Stated exercise: Find how many lines hold the word "possível". Give only the number.

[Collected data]
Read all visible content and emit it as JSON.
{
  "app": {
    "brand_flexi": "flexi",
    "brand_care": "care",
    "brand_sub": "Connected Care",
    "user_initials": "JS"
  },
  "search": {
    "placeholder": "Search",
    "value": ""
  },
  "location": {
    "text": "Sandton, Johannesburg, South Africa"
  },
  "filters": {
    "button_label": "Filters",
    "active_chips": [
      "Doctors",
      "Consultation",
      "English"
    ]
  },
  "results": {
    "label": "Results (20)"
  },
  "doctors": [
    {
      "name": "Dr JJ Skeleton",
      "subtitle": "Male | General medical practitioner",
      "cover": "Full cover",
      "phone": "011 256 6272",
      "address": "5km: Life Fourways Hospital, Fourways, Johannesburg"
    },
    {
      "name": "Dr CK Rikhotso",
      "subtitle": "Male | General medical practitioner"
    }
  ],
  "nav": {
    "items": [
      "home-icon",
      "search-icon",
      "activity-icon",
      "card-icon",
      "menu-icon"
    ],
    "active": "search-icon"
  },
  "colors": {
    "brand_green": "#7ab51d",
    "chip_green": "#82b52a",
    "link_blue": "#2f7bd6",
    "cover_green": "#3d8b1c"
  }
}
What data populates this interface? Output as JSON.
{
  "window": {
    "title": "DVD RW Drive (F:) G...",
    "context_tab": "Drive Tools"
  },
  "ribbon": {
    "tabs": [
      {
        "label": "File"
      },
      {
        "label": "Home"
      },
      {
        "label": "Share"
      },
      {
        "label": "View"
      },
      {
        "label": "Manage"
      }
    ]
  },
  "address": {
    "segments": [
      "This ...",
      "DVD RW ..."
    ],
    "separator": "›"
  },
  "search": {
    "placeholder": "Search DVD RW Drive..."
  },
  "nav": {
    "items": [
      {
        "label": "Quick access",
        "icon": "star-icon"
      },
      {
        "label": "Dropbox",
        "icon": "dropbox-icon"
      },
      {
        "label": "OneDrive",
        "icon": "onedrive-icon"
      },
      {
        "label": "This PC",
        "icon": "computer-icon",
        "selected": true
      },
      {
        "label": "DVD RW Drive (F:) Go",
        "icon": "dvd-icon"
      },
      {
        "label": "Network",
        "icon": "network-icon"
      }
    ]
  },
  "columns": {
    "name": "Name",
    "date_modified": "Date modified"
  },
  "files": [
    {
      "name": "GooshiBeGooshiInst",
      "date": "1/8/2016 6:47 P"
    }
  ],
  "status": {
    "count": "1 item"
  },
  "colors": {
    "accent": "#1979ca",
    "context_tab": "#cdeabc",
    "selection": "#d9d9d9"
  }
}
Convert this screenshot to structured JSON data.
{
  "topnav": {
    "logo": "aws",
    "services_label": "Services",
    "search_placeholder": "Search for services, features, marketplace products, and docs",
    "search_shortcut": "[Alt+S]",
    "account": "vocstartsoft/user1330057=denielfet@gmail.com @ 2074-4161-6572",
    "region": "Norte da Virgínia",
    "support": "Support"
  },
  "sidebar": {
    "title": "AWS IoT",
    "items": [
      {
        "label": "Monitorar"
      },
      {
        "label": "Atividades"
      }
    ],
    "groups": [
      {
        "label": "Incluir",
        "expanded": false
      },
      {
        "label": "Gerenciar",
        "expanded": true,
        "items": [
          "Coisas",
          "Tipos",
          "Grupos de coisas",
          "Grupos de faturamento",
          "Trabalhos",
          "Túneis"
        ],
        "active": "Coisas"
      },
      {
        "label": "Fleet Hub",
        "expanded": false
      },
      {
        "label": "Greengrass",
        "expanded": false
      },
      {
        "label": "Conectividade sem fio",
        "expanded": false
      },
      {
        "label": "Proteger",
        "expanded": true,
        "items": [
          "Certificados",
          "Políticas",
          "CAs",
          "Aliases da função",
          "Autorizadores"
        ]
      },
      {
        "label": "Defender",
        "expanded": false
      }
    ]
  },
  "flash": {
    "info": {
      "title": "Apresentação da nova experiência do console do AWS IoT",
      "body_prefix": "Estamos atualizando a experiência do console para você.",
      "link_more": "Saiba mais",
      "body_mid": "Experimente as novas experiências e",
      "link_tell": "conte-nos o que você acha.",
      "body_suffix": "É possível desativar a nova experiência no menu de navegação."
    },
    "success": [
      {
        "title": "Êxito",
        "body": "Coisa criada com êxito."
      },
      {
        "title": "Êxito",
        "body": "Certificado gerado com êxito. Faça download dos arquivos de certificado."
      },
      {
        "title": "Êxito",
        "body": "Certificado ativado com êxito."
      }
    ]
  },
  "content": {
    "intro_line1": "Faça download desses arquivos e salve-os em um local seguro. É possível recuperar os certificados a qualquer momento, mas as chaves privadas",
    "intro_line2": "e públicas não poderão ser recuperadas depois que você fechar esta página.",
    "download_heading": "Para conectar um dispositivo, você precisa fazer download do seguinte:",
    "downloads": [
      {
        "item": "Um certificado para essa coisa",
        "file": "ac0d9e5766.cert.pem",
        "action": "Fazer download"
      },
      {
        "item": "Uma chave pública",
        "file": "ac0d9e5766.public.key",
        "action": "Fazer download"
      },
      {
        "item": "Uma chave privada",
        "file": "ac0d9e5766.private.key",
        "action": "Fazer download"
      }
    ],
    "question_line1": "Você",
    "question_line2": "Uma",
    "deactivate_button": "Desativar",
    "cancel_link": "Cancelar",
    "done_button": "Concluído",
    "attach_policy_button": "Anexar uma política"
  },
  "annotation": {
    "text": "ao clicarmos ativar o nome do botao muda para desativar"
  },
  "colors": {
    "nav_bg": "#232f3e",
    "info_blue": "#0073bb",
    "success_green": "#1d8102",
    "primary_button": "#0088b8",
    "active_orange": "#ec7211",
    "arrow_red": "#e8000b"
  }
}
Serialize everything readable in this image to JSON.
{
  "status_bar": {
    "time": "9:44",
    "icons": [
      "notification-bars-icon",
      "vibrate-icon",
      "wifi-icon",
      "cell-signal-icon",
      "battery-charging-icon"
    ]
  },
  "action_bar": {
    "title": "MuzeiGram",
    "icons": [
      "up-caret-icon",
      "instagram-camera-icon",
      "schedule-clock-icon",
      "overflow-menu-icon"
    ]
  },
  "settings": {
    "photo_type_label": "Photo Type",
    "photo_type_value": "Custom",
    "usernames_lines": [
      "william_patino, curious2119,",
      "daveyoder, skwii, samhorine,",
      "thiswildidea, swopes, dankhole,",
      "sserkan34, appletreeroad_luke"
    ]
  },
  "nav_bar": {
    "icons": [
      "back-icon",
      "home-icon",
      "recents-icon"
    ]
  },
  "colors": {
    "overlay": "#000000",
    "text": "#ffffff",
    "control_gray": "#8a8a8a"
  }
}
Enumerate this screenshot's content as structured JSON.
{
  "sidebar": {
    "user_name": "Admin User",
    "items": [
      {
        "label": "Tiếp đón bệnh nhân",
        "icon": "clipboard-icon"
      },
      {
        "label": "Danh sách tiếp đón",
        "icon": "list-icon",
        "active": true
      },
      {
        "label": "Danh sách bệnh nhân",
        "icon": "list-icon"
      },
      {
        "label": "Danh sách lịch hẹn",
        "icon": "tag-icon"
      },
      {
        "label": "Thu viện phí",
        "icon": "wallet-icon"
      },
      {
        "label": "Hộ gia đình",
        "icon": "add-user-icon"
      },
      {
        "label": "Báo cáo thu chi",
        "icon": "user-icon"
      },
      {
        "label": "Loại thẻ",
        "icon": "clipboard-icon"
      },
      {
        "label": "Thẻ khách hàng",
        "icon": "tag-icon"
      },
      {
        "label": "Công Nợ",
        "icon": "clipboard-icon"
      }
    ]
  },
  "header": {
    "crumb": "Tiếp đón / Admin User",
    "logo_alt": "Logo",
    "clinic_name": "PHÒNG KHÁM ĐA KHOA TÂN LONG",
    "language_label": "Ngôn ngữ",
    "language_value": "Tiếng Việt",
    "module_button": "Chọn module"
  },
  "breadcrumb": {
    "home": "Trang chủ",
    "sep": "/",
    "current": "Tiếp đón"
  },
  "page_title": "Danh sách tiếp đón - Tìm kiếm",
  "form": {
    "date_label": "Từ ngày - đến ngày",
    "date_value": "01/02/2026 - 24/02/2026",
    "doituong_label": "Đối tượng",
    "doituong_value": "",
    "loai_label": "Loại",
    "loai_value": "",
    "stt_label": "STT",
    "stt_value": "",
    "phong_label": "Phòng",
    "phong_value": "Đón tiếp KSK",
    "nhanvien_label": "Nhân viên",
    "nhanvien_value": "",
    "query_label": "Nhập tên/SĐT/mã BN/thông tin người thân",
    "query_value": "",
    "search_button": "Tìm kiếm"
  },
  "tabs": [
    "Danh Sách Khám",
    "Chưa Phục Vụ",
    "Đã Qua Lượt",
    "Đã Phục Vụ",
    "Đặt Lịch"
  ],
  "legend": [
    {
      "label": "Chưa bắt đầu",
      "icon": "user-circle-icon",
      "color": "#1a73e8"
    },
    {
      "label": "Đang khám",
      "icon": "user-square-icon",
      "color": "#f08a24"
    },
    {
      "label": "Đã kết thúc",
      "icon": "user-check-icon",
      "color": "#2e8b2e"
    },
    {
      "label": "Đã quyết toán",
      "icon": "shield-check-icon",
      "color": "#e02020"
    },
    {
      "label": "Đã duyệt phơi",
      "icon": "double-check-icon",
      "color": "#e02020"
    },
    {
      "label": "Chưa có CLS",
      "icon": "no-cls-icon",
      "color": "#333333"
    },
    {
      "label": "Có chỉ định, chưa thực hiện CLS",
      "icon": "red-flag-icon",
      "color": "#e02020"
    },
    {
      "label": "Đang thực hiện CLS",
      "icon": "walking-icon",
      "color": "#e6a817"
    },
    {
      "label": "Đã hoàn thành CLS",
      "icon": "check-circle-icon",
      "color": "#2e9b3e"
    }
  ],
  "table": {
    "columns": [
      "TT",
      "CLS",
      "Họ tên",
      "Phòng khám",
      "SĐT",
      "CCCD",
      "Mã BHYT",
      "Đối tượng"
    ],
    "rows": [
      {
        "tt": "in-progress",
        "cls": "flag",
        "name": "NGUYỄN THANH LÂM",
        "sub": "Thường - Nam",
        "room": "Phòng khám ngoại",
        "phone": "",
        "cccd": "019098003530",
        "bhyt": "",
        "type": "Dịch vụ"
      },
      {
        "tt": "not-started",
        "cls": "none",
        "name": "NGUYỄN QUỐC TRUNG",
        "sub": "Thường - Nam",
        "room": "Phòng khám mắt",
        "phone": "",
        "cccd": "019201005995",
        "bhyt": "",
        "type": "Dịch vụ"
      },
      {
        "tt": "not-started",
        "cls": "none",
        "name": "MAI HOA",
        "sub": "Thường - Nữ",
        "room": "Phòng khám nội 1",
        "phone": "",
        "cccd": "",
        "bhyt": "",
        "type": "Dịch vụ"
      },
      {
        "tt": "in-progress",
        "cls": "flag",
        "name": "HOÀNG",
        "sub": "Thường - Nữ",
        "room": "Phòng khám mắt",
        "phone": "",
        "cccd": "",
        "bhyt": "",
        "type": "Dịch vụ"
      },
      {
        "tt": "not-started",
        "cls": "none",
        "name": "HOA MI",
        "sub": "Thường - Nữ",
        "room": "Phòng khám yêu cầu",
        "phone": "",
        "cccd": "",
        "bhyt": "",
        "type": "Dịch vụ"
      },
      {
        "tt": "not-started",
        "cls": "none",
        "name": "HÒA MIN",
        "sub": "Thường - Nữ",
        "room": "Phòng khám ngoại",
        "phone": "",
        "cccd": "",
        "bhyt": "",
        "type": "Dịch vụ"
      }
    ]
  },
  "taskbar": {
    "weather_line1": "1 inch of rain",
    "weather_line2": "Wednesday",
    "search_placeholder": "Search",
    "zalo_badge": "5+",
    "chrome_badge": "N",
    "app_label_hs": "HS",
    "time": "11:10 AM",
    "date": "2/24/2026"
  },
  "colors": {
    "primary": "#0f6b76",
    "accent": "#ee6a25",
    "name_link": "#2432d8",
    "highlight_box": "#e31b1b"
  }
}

Solved exercise: 2